** Exercise **
Decide whether each statement agrees with the proof about the max operation below, answering yes or no and quoting the deciding words of that proof: 1. The number n is allowed to be zero. 2. The proof draws on a result called Supremum of Subset. 3. The set S is stated to be only partially ordered.

Let $\struct {S, \preceq}$ be a totally ordered set.

Let $x_1, x_2, \dotsc, x_n \in S$ for some $n \in \N_{>0}$.

Let $\set{k_1, k_2, \dotsc, k_m} \subseteq \set{1, 2, \dotsc, n}$


Then:

$\max \set {x_{k_1}, x_{k_2}, \dotsc, x_{k_m}} \preceq \max \set {x_1, x_2, \dotsc, x_n}$

where:

$\max$ denotes the max operation


Proof

From Max Operation Yields Supremum of Operands:

$\max \set {x_{k_1}, x_{k_2}, \dotsc, x_{k_m}} = \sup \set {x_{k_1}, x_{k_2}, \dotsc, x_{k_m} }$

and

$\max \set {x_1, x_2, \dotsc, x_n} = \sup \set {x_1, x_2, \dotsc, x_n}$


Since $\set {k_1, k_2, \dotsc, k_m} \subseteq \set {1, 2, \dotsc, n}$ then:

$\set {x_{k_1}, x_{k_2}, \dotsc, x_{k_m} } \subseteq \set {x_1, x_2, \dotsc, x_n}$


From Supremum of Subset:

$\sup \set {x_{k_1}, x_{k_2}, \dotsc, x_{k_m} } \preceq \sup \set {x_1, x_2, \dotsc, x_n}$

$\blacksquare$

** Data block **
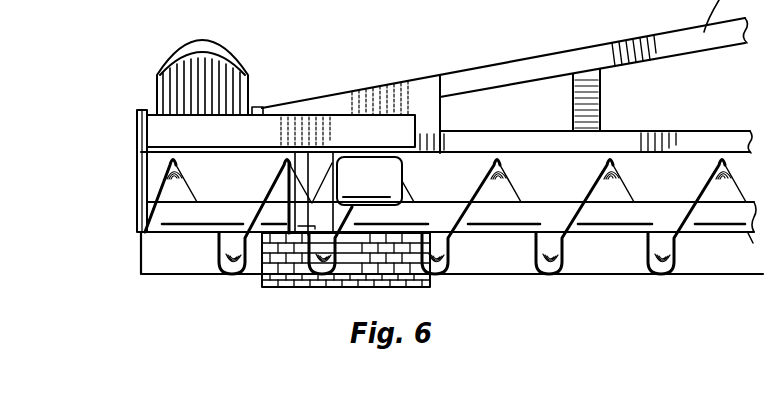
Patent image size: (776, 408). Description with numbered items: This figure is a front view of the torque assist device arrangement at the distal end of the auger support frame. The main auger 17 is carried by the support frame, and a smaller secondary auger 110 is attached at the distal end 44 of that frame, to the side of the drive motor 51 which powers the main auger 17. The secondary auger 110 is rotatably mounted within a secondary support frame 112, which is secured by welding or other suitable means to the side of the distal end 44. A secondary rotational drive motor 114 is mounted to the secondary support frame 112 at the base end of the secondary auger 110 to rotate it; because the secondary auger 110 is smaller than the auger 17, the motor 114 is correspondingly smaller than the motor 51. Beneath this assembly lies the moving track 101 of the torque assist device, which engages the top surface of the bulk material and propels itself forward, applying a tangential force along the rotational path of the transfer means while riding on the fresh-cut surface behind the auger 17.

** The completed task **
1. No: "for some $n \in \N_{>0}$"
2. Yes: "From Supremum of Subset:"
3. No: "Let $\struct {S, \preceq}$ be a totally ordered set."